• Do this
Copy out every one of the entries below, line by line, keeping each character unchanged.

[Source data]
■ ■ ■ ■ ■
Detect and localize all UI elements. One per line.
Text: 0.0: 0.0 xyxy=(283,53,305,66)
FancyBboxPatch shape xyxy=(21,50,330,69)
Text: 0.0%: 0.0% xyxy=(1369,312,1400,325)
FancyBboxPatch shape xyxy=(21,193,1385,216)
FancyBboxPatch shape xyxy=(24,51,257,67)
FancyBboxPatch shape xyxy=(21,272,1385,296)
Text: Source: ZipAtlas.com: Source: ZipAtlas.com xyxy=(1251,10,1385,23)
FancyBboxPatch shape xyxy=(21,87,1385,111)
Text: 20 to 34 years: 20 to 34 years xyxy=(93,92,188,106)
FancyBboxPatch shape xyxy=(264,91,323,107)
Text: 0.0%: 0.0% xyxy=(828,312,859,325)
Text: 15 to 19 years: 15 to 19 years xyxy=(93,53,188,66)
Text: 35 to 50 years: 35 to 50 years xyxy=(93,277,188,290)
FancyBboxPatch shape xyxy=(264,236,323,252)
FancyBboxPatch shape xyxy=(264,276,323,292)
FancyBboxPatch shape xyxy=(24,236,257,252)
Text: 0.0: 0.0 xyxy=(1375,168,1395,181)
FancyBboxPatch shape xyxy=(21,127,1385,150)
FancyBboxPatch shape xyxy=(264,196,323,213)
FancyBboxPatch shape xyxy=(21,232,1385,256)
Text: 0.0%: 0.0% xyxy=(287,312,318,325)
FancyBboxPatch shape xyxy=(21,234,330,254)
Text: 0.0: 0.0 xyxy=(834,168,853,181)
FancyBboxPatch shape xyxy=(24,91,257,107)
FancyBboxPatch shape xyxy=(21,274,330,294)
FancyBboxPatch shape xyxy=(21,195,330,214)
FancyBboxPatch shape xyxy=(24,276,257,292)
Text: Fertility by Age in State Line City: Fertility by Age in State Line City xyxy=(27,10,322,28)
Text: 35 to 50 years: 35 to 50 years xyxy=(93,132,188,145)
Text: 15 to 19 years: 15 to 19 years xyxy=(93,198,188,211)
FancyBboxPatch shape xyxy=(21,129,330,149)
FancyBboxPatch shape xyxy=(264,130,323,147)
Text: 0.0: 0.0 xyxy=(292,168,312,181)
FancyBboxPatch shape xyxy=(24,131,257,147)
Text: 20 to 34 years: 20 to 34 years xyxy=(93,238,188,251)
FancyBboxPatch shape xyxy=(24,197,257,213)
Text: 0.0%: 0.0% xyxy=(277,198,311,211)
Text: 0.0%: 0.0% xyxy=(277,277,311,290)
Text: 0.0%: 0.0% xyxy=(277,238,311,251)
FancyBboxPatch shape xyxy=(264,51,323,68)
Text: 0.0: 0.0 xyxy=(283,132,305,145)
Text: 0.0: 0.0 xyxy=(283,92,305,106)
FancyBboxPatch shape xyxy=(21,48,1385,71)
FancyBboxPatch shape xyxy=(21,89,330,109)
■ ■ ■ ■ ■
• Task answer
Detect and localize all UI elements. One per line.
Text: 0.0: 0.0 xyxy=(283,53,305,66)
FancyBboxPatch shape xyxy=(21,50,330,69)
Text: 0.0%: 0.0% xyxy=(1369,312,1400,325)
FancyBboxPatch shape xyxy=(21,193,1385,216)
FancyBboxPatch shape xyxy=(24,51,257,67)
FancyBboxPatch shape xyxy=(21,272,1385,296)
Text: Source: ZipAtlas.com: Source: ZipAtlas.com xyxy=(1251,10,1385,23)
FancyBboxPatch shape xyxy=(21,87,1385,111)
Text: 20 to 34 years: 20 to 34 years xyxy=(93,92,188,106)
FancyBboxPatch shape xyxy=(264,91,323,107)
Text: 0.0%: 0.0% xyxy=(828,312,859,325)
Text: 15 to 19 years: 15 to 19 years xyxy=(93,53,188,66)
Text: 35 to 50 years: 35 to 50 years xyxy=(93,277,188,290)
FancyBboxPatch shape xyxy=(264,236,323,252)
FancyBboxPatch shape xyxy=(264,276,323,292)
FancyBboxPatch shape xyxy=(24,236,257,252)
Text: 0.0: 0.0 xyxy=(1375,168,1395,181)
FancyBboxPatch shape xyxy=(21,127,1385,150)
FancyBboxPatch shape xyxy=(264,196,323,213)
FancyBboxPatch shape xyxy=(21,232,1385,256)
Text: 0.0%: 0.0% xyxy=(287,312,318,325)
FancyBboxPatch shape xyxy=(21,234,330,254)
Text: 0.0: 0.0 xyxy=(834,168,853,181)
FancyBboxPatch shape xyxy=(24,91,257,107)
FancyBboxPatch shape xyxy=(21,274,330,294)
FancyBboxPatch shape xyxy=(21,195,330,214)
FancyBboxPatch shape xyxy=(24,276,257,292)
Text: Fertility by Age in State Line City: Fertility by Age in State Line City xyxy=(27,10,322,28)
Text: 35 to 50 years: 35 to 50 years xyxy=(93,132,188,145)
Text: 15 to 19 years: 15 to 19 years xyxy=(93,198,188,211)
FancyBboxPatch shape xyxy=(21,129,330,149)
FancyBboxPatch shape xyxy=(264,130,323,147)
Text: 0.0: 0.0 xyxy=(292,168,312,181)
FancyBboxPatch shape xyxy=(24,131,257,147)
Text: 20 to 34 years: 20 to 34 years xyxy=(93,238,188,251)
FancyBboxPatch shape xyxy=(24,197,257,213)
Text: 0.0%: 0.0% xyxy=(277,198,311,211)
Text: 0.0%: 0.0% xyxy=(277,277,311,290)
Text: 0.0%: 0.0% xyxy=(277,238,311,251)
FancyBboxPatch shape xyxy=(264,51,323,68)
Text: 0.0: 0.0 xyxy=(283,132,305,145)
Text: 0.0: 0.0 xyxy=(283,92,305,106)
FancyBboxPatch shape xyxy=(21,48,1385,71)
FancyBboxPatch shape xyxy=(21,89,330,109)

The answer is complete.